**Set exercise:**
Every line below that holds the string "More" should be copied out.

**Dataset rows:**
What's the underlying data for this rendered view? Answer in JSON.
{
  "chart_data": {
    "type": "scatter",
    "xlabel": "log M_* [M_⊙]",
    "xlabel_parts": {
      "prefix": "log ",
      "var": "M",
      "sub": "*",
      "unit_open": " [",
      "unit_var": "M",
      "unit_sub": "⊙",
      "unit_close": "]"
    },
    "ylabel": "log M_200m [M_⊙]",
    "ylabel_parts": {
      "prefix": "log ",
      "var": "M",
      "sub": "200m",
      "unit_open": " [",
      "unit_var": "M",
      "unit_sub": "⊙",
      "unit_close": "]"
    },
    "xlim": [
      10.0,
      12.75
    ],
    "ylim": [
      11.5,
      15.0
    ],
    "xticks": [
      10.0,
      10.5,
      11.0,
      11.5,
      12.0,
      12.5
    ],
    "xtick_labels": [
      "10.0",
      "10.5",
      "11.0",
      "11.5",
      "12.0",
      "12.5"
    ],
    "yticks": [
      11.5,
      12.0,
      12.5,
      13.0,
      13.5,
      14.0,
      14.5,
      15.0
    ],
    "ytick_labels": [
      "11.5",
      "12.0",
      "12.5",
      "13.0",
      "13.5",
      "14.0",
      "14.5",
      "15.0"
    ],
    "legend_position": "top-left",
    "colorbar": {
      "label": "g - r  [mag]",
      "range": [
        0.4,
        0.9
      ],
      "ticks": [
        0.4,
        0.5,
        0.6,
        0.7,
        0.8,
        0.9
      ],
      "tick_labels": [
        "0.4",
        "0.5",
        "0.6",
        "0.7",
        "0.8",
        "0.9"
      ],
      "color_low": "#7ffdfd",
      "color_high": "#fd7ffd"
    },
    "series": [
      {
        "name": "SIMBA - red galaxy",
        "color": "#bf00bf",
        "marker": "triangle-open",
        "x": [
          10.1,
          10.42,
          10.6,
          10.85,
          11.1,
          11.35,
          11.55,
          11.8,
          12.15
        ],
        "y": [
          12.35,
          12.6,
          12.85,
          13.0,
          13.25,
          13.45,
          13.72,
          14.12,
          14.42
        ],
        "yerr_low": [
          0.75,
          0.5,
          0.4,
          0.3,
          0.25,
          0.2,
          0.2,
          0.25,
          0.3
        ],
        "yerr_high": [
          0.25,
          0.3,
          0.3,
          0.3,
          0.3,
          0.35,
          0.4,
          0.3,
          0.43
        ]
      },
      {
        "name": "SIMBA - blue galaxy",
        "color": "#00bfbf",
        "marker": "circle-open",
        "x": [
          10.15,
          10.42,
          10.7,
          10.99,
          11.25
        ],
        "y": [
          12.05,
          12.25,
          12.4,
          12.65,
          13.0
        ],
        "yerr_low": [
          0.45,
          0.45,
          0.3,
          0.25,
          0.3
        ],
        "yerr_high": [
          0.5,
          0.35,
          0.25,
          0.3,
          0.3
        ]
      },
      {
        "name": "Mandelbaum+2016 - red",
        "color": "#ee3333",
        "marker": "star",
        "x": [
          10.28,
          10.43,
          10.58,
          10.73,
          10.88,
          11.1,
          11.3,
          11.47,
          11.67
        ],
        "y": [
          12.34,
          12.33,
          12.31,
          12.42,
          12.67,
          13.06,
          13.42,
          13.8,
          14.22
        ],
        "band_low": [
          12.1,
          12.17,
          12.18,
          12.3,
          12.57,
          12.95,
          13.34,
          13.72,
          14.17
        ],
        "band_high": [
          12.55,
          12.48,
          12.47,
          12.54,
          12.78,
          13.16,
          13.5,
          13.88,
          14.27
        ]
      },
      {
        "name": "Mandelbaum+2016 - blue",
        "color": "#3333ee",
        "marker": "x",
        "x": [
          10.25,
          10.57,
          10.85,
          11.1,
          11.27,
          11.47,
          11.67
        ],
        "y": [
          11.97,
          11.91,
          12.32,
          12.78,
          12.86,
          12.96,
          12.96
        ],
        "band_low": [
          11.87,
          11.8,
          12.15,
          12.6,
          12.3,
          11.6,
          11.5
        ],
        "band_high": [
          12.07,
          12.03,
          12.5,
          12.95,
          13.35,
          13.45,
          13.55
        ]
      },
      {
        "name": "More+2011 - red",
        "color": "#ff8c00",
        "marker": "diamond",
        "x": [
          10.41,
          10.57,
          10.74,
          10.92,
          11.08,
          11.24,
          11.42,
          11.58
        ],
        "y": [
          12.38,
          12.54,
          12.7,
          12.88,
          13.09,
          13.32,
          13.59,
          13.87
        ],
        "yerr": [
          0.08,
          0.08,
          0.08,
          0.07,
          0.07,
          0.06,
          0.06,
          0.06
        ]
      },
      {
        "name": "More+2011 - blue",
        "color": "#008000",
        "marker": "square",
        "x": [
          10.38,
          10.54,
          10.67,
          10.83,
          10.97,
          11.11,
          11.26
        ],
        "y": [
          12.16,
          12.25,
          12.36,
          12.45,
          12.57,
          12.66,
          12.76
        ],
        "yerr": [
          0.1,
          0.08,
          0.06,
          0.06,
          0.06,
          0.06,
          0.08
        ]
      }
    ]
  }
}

...

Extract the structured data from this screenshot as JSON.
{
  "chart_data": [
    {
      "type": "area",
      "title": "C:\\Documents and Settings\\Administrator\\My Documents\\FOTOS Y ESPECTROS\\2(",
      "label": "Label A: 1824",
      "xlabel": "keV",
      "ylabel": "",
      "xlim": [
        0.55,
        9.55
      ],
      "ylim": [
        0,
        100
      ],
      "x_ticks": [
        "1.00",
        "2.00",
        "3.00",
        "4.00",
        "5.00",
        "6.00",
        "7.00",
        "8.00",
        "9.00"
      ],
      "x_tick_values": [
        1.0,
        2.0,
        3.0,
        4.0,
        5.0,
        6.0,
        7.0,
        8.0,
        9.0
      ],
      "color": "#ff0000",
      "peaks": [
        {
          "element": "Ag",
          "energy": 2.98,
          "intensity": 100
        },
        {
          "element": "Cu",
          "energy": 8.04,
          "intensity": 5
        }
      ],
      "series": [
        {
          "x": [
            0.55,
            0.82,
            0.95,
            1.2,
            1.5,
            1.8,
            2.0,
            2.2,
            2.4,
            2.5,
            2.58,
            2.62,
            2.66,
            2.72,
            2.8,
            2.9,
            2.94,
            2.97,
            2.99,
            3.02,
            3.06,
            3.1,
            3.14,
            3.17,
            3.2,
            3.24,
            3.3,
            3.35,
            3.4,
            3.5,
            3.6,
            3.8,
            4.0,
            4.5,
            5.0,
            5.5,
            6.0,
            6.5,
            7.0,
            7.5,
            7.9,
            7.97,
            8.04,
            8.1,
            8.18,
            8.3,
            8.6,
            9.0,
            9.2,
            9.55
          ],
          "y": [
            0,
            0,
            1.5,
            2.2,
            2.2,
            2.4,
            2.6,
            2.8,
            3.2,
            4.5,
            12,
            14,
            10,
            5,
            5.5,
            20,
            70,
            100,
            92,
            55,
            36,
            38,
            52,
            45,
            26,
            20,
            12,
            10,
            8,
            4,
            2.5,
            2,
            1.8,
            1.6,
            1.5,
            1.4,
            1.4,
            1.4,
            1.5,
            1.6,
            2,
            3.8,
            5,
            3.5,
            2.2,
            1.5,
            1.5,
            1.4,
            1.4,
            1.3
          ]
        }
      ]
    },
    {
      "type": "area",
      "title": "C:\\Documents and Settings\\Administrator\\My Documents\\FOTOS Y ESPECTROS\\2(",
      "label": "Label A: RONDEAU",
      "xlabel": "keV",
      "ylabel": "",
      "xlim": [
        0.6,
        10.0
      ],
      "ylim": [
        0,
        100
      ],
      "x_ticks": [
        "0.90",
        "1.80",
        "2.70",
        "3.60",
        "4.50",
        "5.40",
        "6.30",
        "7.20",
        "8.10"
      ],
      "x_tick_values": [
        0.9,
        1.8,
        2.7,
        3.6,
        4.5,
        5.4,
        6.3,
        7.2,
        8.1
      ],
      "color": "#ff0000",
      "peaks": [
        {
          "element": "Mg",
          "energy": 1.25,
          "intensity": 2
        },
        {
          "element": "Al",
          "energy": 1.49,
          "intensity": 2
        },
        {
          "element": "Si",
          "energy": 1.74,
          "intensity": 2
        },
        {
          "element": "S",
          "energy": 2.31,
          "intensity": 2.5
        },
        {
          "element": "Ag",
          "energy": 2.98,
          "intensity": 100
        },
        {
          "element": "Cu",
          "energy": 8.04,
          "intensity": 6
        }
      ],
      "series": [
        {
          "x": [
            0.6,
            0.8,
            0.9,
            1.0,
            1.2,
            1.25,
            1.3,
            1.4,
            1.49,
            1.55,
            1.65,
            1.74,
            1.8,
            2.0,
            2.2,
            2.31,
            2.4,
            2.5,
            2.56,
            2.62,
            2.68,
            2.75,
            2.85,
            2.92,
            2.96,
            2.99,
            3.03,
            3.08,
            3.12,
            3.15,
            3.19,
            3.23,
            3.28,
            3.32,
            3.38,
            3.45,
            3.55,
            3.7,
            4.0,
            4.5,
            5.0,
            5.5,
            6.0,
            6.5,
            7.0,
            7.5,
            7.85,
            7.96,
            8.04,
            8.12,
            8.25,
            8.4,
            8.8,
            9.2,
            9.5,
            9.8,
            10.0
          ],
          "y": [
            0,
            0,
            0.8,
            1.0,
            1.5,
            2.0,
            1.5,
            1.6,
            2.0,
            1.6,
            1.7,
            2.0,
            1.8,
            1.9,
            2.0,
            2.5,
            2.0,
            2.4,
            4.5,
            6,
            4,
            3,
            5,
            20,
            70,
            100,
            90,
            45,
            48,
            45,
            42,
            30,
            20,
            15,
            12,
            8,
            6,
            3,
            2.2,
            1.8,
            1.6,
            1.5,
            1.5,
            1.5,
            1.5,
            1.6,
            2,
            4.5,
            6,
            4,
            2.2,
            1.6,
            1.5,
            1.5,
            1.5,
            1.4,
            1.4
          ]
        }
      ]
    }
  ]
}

**Answer to the exercise:**
        "name": "More+2011 - red",
        "name": "More+2011 - blue",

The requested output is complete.